• What the task asks: Every record below should be printed exactly as it appears.

• Data lines:

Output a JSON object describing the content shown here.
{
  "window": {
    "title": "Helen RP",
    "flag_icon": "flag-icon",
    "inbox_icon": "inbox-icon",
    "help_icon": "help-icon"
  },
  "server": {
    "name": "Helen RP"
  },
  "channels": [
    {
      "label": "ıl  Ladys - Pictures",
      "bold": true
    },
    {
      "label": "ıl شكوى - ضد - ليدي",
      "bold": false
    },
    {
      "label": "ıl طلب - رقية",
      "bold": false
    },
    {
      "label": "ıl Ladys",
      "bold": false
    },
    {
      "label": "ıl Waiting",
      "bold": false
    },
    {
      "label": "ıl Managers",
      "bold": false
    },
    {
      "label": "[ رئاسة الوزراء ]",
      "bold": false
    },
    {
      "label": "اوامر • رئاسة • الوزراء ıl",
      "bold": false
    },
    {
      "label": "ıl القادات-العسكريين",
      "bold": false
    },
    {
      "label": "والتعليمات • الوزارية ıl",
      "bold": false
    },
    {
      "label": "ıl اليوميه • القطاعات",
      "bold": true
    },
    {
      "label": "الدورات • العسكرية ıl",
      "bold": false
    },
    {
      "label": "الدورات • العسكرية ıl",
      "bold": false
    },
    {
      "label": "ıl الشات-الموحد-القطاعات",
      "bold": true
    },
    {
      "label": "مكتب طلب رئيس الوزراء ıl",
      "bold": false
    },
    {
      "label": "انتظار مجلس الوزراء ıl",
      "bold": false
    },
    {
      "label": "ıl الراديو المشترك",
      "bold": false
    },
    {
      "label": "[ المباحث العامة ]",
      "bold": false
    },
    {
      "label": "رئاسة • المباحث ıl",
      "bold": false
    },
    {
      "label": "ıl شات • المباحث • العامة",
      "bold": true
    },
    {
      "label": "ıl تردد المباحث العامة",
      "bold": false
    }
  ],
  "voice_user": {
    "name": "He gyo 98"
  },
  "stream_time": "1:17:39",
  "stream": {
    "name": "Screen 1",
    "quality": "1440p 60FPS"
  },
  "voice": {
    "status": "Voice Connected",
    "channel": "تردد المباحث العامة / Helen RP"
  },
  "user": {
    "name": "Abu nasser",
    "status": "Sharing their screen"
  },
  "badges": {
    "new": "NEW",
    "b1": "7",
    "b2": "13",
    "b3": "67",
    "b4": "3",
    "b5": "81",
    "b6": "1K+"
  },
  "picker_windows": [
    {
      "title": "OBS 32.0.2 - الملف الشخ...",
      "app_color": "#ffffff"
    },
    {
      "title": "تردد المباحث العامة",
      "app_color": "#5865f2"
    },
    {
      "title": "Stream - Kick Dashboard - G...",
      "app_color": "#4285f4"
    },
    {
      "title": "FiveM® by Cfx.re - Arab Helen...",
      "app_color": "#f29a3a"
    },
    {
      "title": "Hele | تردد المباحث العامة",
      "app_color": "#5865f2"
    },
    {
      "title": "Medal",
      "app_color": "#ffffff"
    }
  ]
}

• Result of this exercise:
Output a JSON object describing the content shown here.
{
  "window": {
    "title": "Helen RP",
    "flag_icon": "flag-icon",
    "inbox_icon": "inbox-icon",
    "help_icon": "help-icon"
  },
  "server": {
    "name": "Helen RP"
  },
  "channels": [
    {
      "label": "ıl  Ladys - Pictures",
      "bold": true
    },
    {
      "label": "ıl شكوى - ضد - ليدي",
      "bold": false
    },
    {
      "label": "ıl طلب - رقية",
      "bold": false
    },
    {
      "label": "ıl Ladys",
      "bold": false
    },
    {
      "label": "ıl Waiting",
      "bold": false
    },
    {
      "label": "ıl Managers",
      "bold": false
    },
    {
      "label": "[ رئاسة الوزراء ]",
      "bold": false
    },
    {
      "label": "اوامر • رئاسة • الوزراء ıl",
      "bold": false
    },
    {
      "label": "ıl القادات-العسكريين",
      "bold": false
    },
    {
      "label": "والتعليمات • الوزارية ıl",
      "bold": false
    },
    {
      "label": "ıl اليوميه • القطاعات",
      "bold": true
    },
    {
      "label": "الدورات • العسكرية ıl",
      "bold": false
    },
    {
      "label": "الدورات • العسكرية ıl",
      "bold": false
    },
    {
      "label": "ıl الشات-الموحد-القطاعات",
      "bold": true
    },
    {
      "label": "مكتب طلب رئيس الوزراء ıl",
      "bold": false
    },
    {
      "label": "انتظار مجلس الوزراء ıl",
      "bold": false
    },
    {
      "label": "ıl الراديو المشترك",
      "bold": false
    },
    {
      "label": "[ المباحث العامة ]",
      "bold": false
    },
    {
      "label": "رئاسة • المباحث ıl",
      "bold": false
    },
    {
      "label": "ıl شات • المباحث • العامة",
      "bold": true
    },
    {
      "label": "ıl تردد المباحث العامة",
      "bold": false
    }
  ],
  "voice_user": {
    "name": "He gyo 98"
  },
  "stream_time": "1:17:39",
  "stream": {
    "name": "Screen 1",
    "quality": "1440p 60FPS"
  },
  "voice": {
    "status": "Voice Connected",
    "channel": "تردد المباحث العامة / Helen RP"
  },
  "user": {
    "name": "Abu nasser",
    "status": "Sharing their screen"
  },
  "badges": {
    "new": "NEW",
    "b1": "7",
    "b2": "13",
    "b3": "67",
    "b4": "3",
    "b5": "81",
    "b6": "1K+"
  },
  "picker_windows": [
    {
      "title": "OBS 32.0.2 - الملف الشخ...",
      "app_color": "#ffffff"
    },
    {
      "title": "تردد المباحث العامة",
      "app_color": "#5865f2"
    },
    {
      "title": "Stream - Kick Dashboard - G...",
      "app_color": "#4285f4"
    },
    {
      "title": "FiveM® by Cfx.re - Arab Helen...",
      "app_color": "#f29a3a"
    },
    {
      "title": "Hele | تردد المباحث العامة",
      "app_color": "#5865f2"
    },
    {
      "title": "Medal",
      "app_color": "#ffffff"
    }
  ]
}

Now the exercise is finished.